[Data listing]
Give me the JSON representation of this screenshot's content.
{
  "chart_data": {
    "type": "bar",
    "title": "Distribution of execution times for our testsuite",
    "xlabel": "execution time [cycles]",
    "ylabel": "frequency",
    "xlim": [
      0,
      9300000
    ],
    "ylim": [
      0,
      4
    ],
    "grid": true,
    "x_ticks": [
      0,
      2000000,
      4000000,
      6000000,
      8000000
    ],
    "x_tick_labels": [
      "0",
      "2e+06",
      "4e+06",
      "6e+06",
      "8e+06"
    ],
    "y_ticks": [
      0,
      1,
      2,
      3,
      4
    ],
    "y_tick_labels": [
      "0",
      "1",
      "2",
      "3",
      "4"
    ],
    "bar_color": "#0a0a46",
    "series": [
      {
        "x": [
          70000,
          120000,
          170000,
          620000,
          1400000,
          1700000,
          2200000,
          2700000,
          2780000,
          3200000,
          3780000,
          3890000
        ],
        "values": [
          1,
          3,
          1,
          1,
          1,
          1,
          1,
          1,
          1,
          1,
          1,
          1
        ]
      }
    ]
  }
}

• Goal
All of the lines above must be returned exactly.

• Solution below
Give me the JSON representation of this screenshot's content.
{
  "chart_data": {
    "type": "bar",
    "title": "Distribution of execution times for our testsuite",
    "xlabel": "execution time [cycles]",
    "ylabel": "frequency",
    "xlim": [
      0,
      9300000
    ],
    "ylim": [
      0,
      4
    ],
    "grid": true,
    "x_ticks": [
      0,
      2000000,
      4000000,
      6000000,
      8000000
    ],
    "x_tick_labels": [
      "0",
      "2e+06",
      "4e+06",
      "6e+06",
      "8e+06"
    ],
    "y_ticks": [
      0,
      1,
      2,
      3,
      4
    ],
    "y_tick_labels": [
      "0",
      "1",
      "2",
      "3",
      "4"
    ],
    "bar_color": "#0a0a46",
    "series": [
      {
        "x": [
          70000,
          120000,
          170000,
          620000,
          1400000,
          1700000,
          2200000,
          2700000,
          2780000,
          3200000,
          3780000,
          3890000
        ],
        "values": [
          1,
          3,
          1,
          1,
          1,
          1,
          1,
          1,
          1,
          1,
          1,
          1
        ]
      }
    ]
  }
}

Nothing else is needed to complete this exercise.